**WHAT THE EXERCISE ASKS:** Find every line of the listing below where "circle" appears, and copy it.

**INFORMATION PROVIDED:**
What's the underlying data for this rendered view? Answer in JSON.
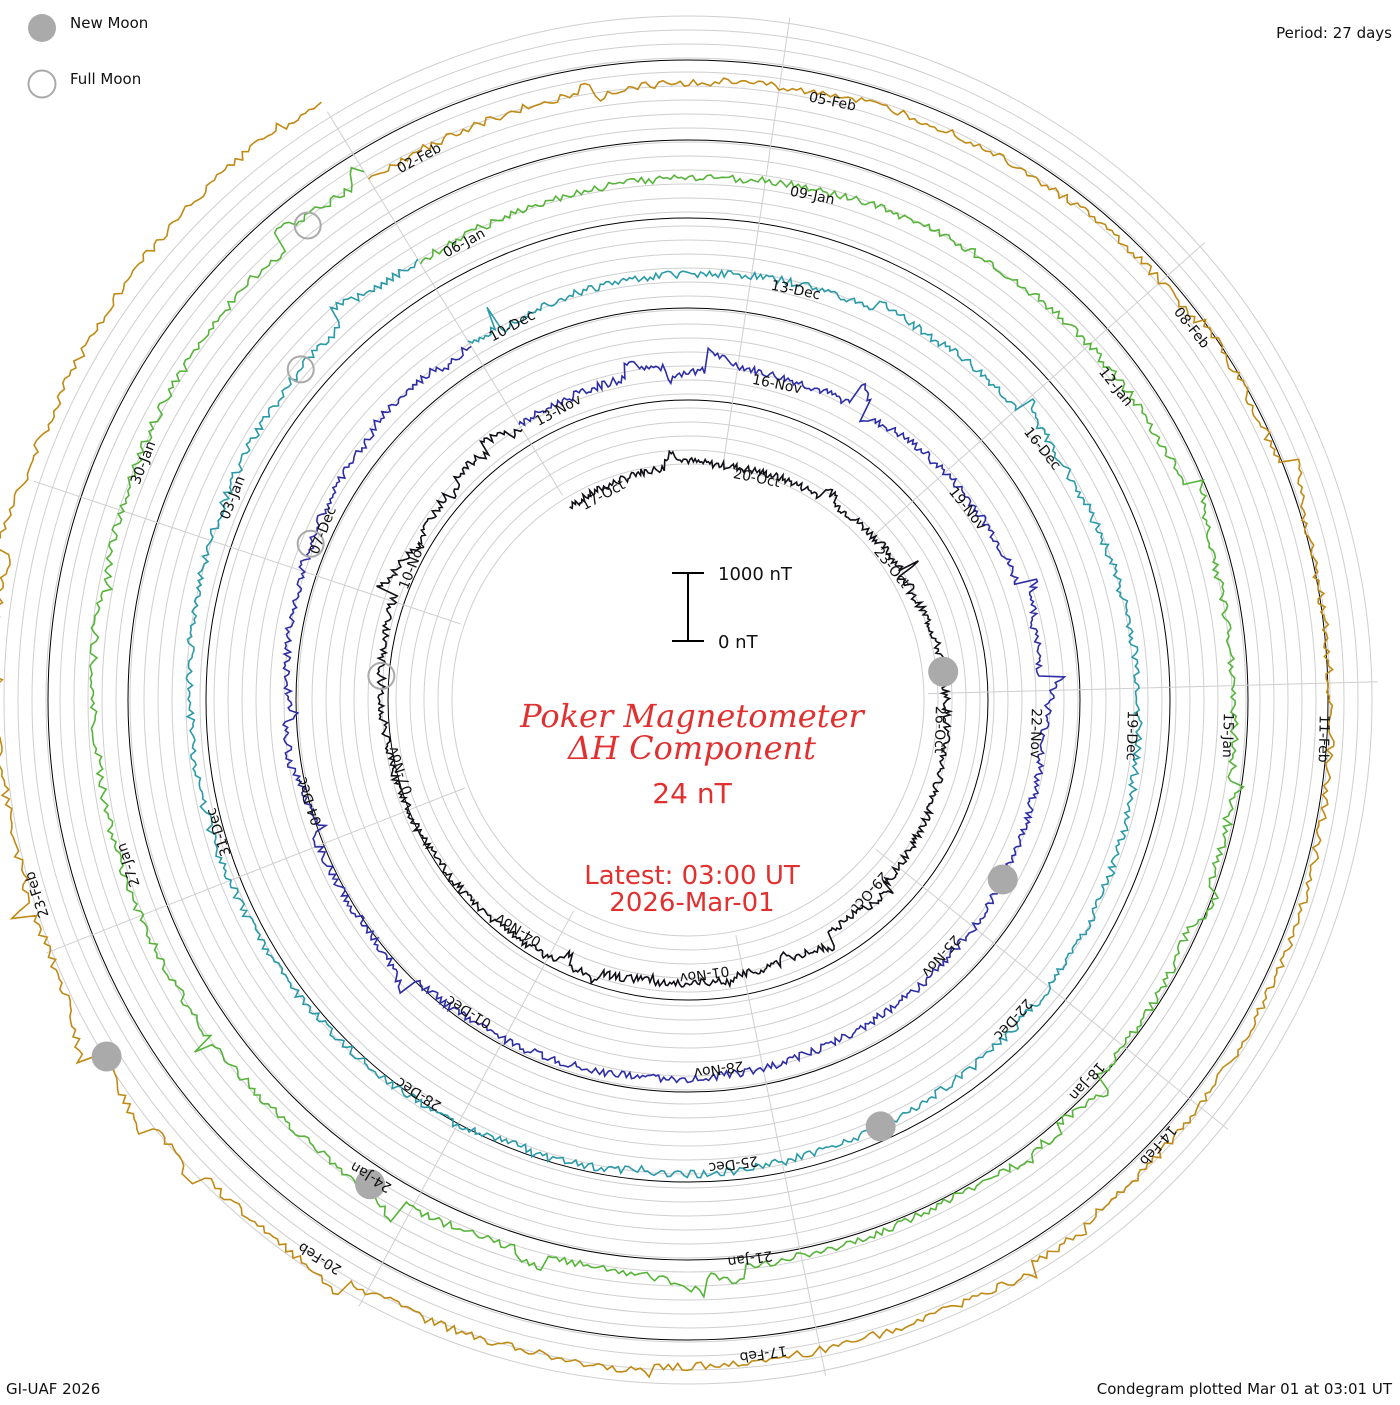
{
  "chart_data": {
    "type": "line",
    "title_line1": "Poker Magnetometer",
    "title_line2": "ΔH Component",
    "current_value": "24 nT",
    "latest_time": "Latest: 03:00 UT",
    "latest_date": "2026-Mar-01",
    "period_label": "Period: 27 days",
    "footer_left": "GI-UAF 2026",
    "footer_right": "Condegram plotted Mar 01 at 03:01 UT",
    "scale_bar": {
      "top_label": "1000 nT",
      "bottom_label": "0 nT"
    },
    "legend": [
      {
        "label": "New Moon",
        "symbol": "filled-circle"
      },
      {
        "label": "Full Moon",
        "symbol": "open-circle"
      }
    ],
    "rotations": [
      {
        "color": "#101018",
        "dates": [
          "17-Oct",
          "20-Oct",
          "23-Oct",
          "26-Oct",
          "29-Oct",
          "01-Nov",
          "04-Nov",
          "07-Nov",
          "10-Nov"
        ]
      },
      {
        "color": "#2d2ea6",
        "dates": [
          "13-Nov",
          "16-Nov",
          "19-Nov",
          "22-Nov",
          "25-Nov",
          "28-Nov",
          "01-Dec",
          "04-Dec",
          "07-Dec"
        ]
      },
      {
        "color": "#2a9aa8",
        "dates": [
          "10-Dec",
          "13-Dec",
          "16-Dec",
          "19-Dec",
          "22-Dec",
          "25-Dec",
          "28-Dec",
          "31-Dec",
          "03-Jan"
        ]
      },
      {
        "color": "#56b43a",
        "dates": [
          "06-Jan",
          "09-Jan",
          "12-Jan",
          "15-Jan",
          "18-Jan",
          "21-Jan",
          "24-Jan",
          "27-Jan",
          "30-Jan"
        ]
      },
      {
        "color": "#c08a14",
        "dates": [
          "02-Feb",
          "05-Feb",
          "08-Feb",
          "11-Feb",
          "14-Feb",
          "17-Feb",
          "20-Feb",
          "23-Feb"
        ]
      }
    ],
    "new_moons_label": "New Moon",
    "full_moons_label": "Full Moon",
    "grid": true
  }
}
...
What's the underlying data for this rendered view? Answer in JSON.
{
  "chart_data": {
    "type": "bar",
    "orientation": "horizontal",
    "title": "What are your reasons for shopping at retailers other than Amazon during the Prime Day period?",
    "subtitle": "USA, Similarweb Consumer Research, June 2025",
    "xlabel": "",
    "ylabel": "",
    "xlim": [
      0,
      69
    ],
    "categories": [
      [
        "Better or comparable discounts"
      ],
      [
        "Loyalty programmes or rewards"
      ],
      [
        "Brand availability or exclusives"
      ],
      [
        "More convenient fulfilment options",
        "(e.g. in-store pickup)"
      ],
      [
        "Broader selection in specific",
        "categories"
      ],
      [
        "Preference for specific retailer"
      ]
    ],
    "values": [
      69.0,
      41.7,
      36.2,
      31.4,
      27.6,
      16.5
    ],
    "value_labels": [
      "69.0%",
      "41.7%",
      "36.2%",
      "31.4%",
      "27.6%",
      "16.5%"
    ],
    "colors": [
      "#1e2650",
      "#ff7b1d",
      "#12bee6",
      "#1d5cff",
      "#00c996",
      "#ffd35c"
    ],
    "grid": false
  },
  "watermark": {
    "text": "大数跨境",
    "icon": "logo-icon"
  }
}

**TASK RESPONSE:**
        "symbol": "filled-circle"
        "symbol": "open-circle"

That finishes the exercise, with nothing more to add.